*SET TASKS*:
**1.** Please answer these questions about the UUID index thread:
(a) In Kaarel's reply, what size were both indexes?
(b) Which extension does Dennis Brouwer's test create first?
(c) According to the conclusion, by roughly what percentage does the random uuid index grow?
**2.** Write out everything in the UUID index thread from "Reply to Dennis" down to "150 MB still...".
**3.** Pick up the UUID index thread after its last sentence and carry it on.

*READING PASSAGE*:
+++++

Thanks for the article. I'd just like to second Dennis's request for the UUID type 1 test. I'd be really interested to see what the performance differences are, as I understand that they are indexed more easily that the random type 4 UUIDs.

0

Reply

Kaarel

6 years ago

Reply to Dennis Brouwer

Thanks! This v1 vs v4 difference sounded suspicious enough to test it out 🙂 I didn't see any difference though - both indexes at 150 MB still...

0

Reply

Dennis Brouwer

6 years ago

Reply to Kaarel

Hi Kaarel, I just realized that this benchmark doesn't reflect a real live situation where the index already exists when data is inserted. I've done a small test with a minimal dataset using both a primary key and an ordinary index and the difference is clear:

CREATE EXTENSION IF NOT EXISTS "uuid-ossp";
CREATE TABLE uuid_a (id uuid);
CREATE TABLE uuid_b (id uuid);
-- PRIMARY KEY
--ALTER TABLE uuid_a ADD CONSTRAINT uuid_a_pkey PRIMARY KEY (id);
--ALTER TABLE uuid_b ADD CONSTRAINT uuid_b_pkey PRIMARY KEY (id);
CREATE INDEX ON uuid_a (id);
CREATE INDEX ON uuid_b (id);
-- PRIMARY KEY
--INSERT INTO uuid_a SELECT uuid_generate_v4() FROM generate_series(1, 5*1e6) i; --> runtime 56.9 sec; index 196MB
--INSERT INTO uuid_b SELECT uuid_generate_v1() FROM generate_series(1, 5*1e6) i; --> runtime 44.0 sec; index 150MB
INSERT INTO uuid_a SELECT uuid_generate_v4() FROM generate_series(1, 5*1e6) i; --> runtime 56.6 sec; index 195MB
INSERT INTO uuid_b SELECT uuid_generate_v1() FROM generate_series(1, 5*1e6) i; --> runtime 43.8 sec; index 150MB

Conclusion is that the index for a timebased uuid stays small (150MB) and the random uuid grows some 30% (195-196MB).

+++++

*ENTRIES PROVIDED*:
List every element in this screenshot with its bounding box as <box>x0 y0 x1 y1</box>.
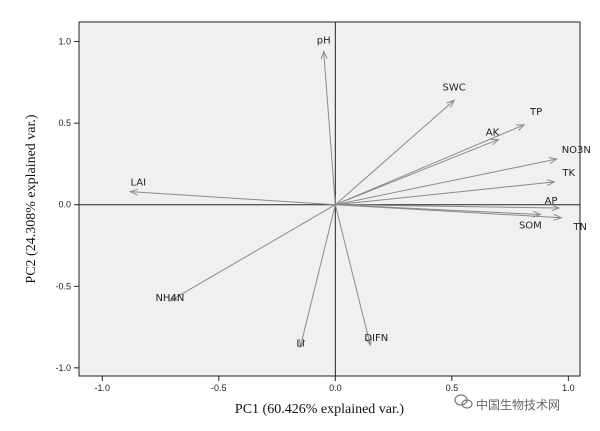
arrowhead-swc <box>446 99 456 108</box>
watermark-text: 中国生物技术网 <box>476 397 560 412</box>
arrow-tk <box>335 181 555 206</box>
x-axis: -1.0 -0.5 0.0 0.5 1.0 <box>95 376 575 393</box>
arrow-ph <box>323 51 336 205</box>
label-no3n: NO3N <box>562 145 591 156</box>
label-ak: AK <box>486 127 500 138</box>
y-axis: -1.0 -0.5 0.0 0.5 1.0 <box>55 37 79 373</box>
watermark: 中国生物技术网 <box>454 394 560 412</box>
label-tn: TN <box>572 222 587 233</box>
arrow-ap <box>335 204 560 209</box>
label-som: SOM <box>519 220 542 231</box>
arrowhead-tn <box>553 213 563 221</box>
arrowhead-ph <box>320 50 328 60</box>
arrow-lai <box>130 191 336 206</box>
y-axis-title: PC2 (24.308% explained var.) <box>24 114 39 283</box>
label-ap: AP <box>545 196 558 207</box>
arrow-swc <box>334 99 455 206</box>
y-tick-label: -0.5 <box>55 281 71 291</box>
label-li: LI <box>296 339 305 350</box>
arrowhead-nh4n <box>168 294 178 302</box>
x-tick-label: -1.0 <box>95 383 111 393</box>
arrow-tp <box>335 124 525 206</box>
x-axis-title: PC1 (60.426% explained var.) <box>235 402 404 417</box>
x-tick-label: 0.5 <box>446 383 459 393</box>
arrow-ak <box>335 138 499 206</box>
arrow-tn <box>335 204 562 219</box>
arrowhead-lai <box>128 188 139 196</box>
label-nh4n: NH4N <box>155 293 184 304</box>
x-tick-label: 0.0 <box>329 383 342 393</box>
arrowhead-tk <box>546 179 556 187</box>
arrow-li <box>299 204 336 347</box>
variable-labels: pH SWC TP AK NO3N TK AP SOM TN LAI NH4N LI DIFN <box>130 35 590 349</box>
y-tick-label: 1.0 <box>58 37 71 47</box>
arrowhead-difn <box>365 337 372 347</box>
arrow-no3n <box>335 158 557 206</box>
wechat-icon <box>454 394 473 409</box>
arrowhead-li <box>298 338 306 348</box>
label-tp: TP <box>529 107 542 118</box>
arrowhead-tp <box>516 124 526 131</box>
arrowhead-no3n <box>548 157 559 164</box>
label-swc: SWC <box>443 82 466 93</box>
y-tick-label: 0.5 <box>58 118 71 128</box>
label-tk: TK <box>561 168 575 179</box>
loading-arrows <box>128 50 563 348</box>
x-tick-label: -0.5 <box>211 383 227 393</box>
arrowhead-ap <box>551 204 561 212</box>
y-tick-label: 0.0 <box>58 200 71 210</box>
x-tick-label: 1.0 <box>562 383 575 393</box>
arrow-difn <box>334 204 371 346</box>
label-lai: LAI <box>130 178 146 189</box>
label-difn: DIFN <box>364 333 388 344</box>
y-tick-label: -1.0 <box>55 363 71 373</box>
label-ph: pH <box>317 35 331 46</box>
plot-area <box>78 21 581 377</box>
arrowhead-ak <box>490 138 500 146</box>
arrow-nh4n <box>169 204 336 302</box>
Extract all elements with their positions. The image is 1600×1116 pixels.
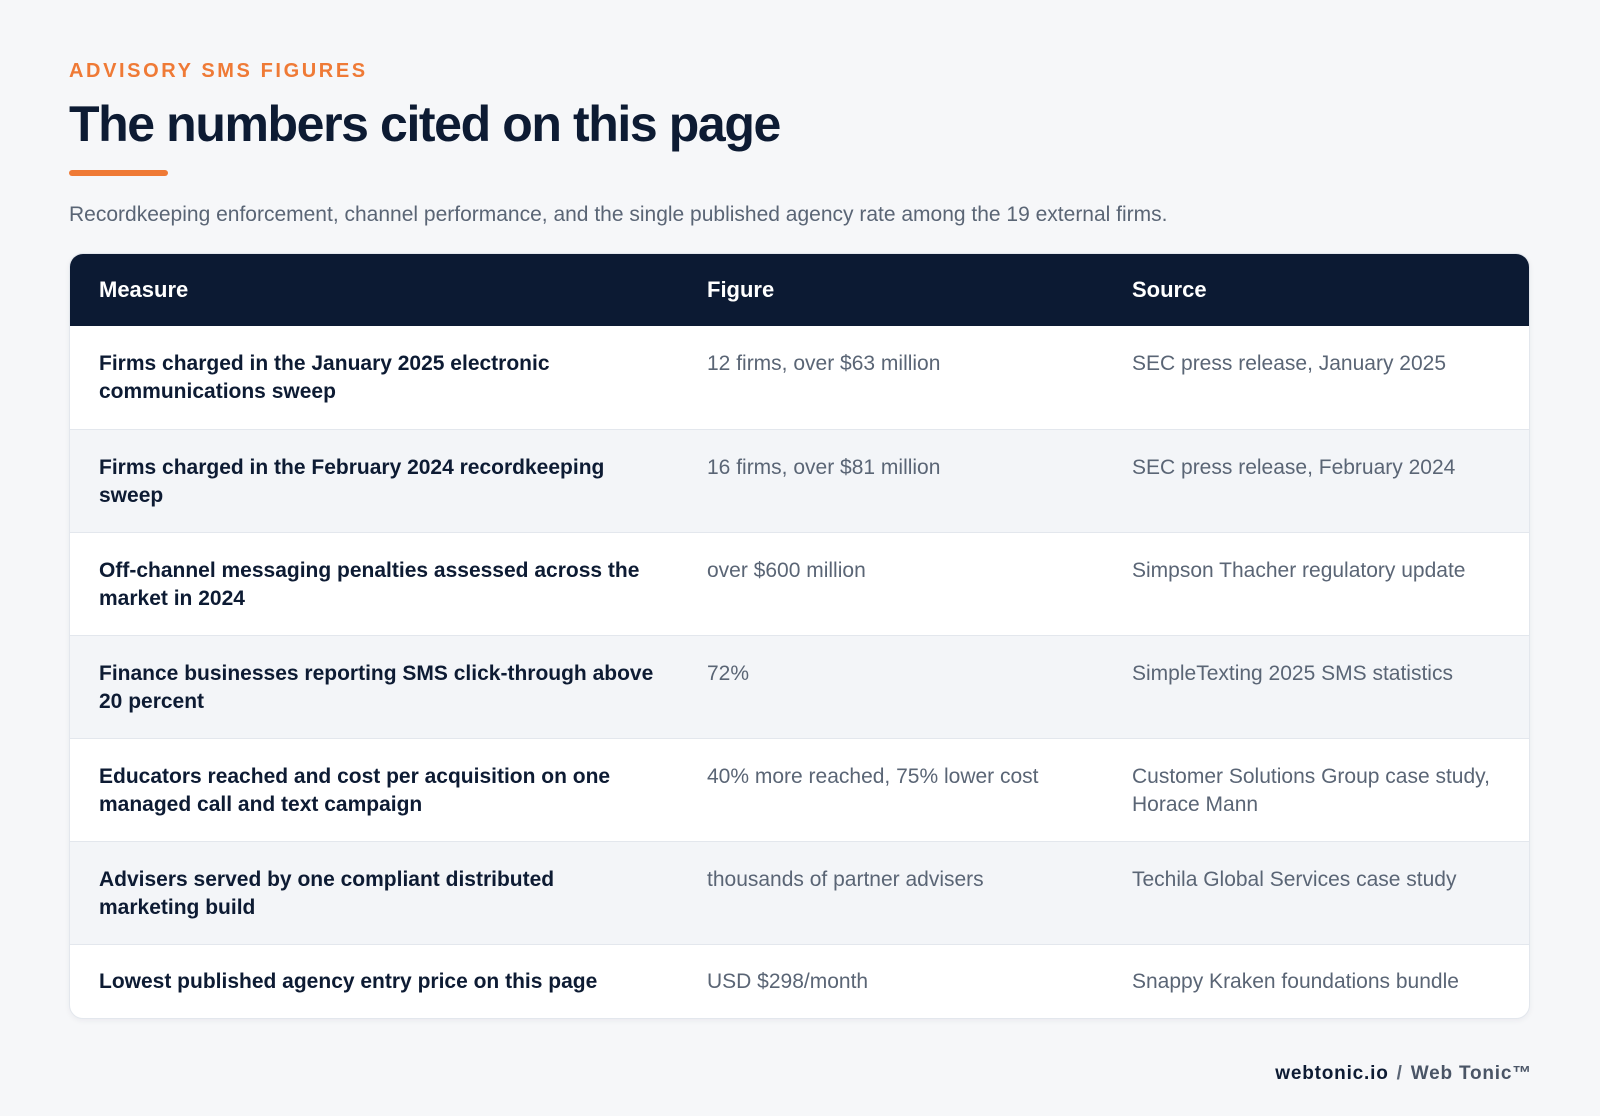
cell-source: Customer Solutions Group case study, Hor… — [1132, 764, 1490, 816]
cell-measure: Off-channel messaging penalties assessed… — [99, 558, 640, 610]
cell-measure: Advisers served by one compliant distrib… — [99, 867, 555, 919]
cell-measure: Firms charged in the February 2024 recor… — [99, 455, 605, 507]
figures-table-card: Measure Figure Source Firms charged in t… — [69, 253, 1530, 1019]
title-accent-rule — [69, 170, 168, 176]
cell-measure: Lowest published agency entry price on t… — [99, 969, 598, 993]
cell-figure: USD $298/month — [707, 969, 869, 993]
table-body: Firms charged in the January 2025 electr… — [70, 326, 1529, 1018]
column-header-source: Source — [1132, 277, 1207, 302]
page-title: The numbers cited on this page — [69, 96, 781, 152]
table-header: Measure Figure Source — [70, 254, 1529, 326]
cell-source: SEC press release, January 2025 — [1132, 352, 1447, 375]
cell-figure: thousands of partner advisers — [707, 867, 984, 891]
cell-measure: Educators reached and cost per acquisiti… — [99, 764, 611, 816]
cell-figure: 16 firms, over $81 million — [707, 455, 941, 479]
eyebrow-label: ADVISORY SMS FIGURES — [69, 60, 368, 82]
table-row: Educators reached and cost per acquisiti… — [70, 738, 1529, 841]
table-row: Off-channel messaging penalties assessed… — [70, 532, 1529, 635]
cell-source: Snappy Kraken foundations bundle — [1132, 969, 1459, 993]
column-header-measure: Measure — [99, 277, 189, 302]
cell-measure: Finance businesses reporting SMS click-t… — [99, 661, 654, 713]
cell-source: Techila Global Services case study — [1132, 867, 1457, 891]
page-subtitle: Recordkeeping enforcement, channel perfo… — [69, 203, 1168, 226]
table-row: Advisers served by one compliant distrib… — [70, 841, 1529, 944]
cell-figure: over $600 million — [707, 558, 866, 582]
cell-figure: 40% more reached, 75% lower cost — [707, 764, 1039, 788]
cell-figure: 12 firms, over $63 million — [707, 352, 941, 375]
footer-brand: Web Tonic™ — [1410, 1063, 1532, 1084]
cell-figure: 72% — [707, 661, 750, 685]
footer-attribution: webtonic.io / Web Tonic™ — [1275, 1062, 1532, 1086]
table-row: Lowest published agency entry price on t… — [70, 944, 1529, 1018]
table-row: Finance businesses reporting SMS click-t… — [70, 635, 1529, 738]
table-row: Firms charged in the February 2024 recor… — [70, 429, 1529, 532]
column-header-figure: Figure — [707, 277, 775, 302]
cell-source: SEC press release, February 2024 — [1132, 455, 1456, 479]
footer-domain: webtonic.io — [1275, 1063, 1389, 1084]
figures-table: Measure Figure Source Firms charged in t… — [70, 254, 1529, 1018]
table-row: Firms charged in the January 2025 electr… — [70, 326, 1529, 429]
cell-source: SimpleTexting 2025 SMS statistics — [1132, 661, 1453, 685]
cell-measure: Firms charged in the January 2025 electr… — [99, 352, 550, 403]
footer-separator: / — [1396, 1063, 1403, 1084]
table-header-row: Measure Figure Source — [70, 254, 1529, 326]
cell-source: Simpson Thacher regulatory update — [1132, 558, 1466, 582]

+++++

*RESPONSE LIST*:
**1.**
(a) 150 MB
(b) "uuid-ossp"
(c) Some 30%

**2.**
Reply to Dennis Brouwer

Thanks! This v1 vs v4 difference sounded suspicious enough to test it out 🙂 I didn't see any difference though - both indexes at 150 MB still...

**3.**
0

Reply

Kaarel

6 years ago

Reply to Dennis Brouwer

I see. That is unexpected indeed. I guess it shows that v4 is more random though - more page splits along the way. Thanks for sharing!

0

Reply

med bouzid

6 years ago

Hi Kaarel,

I was about to use Numeric type as primary key for one of my tables, I have users with blogs, and I wanted to track page views of every user's blog, when you have a lot of users you don't know how many visits every user will get for his own blog, so I was afraid to run out of INT maximum size, I retrieve views/visits from that table based on the user_id, I don't do queries based on the id, example of request I do: "SELECT COUNT(*) FROM page_views WHERE user_id = ? AND created_at BETWEEN ? AND ?", what data type you suggest for this kind of table when you create a new row every page visit and you have no idea how popuplar a user's blog is (or will get) ?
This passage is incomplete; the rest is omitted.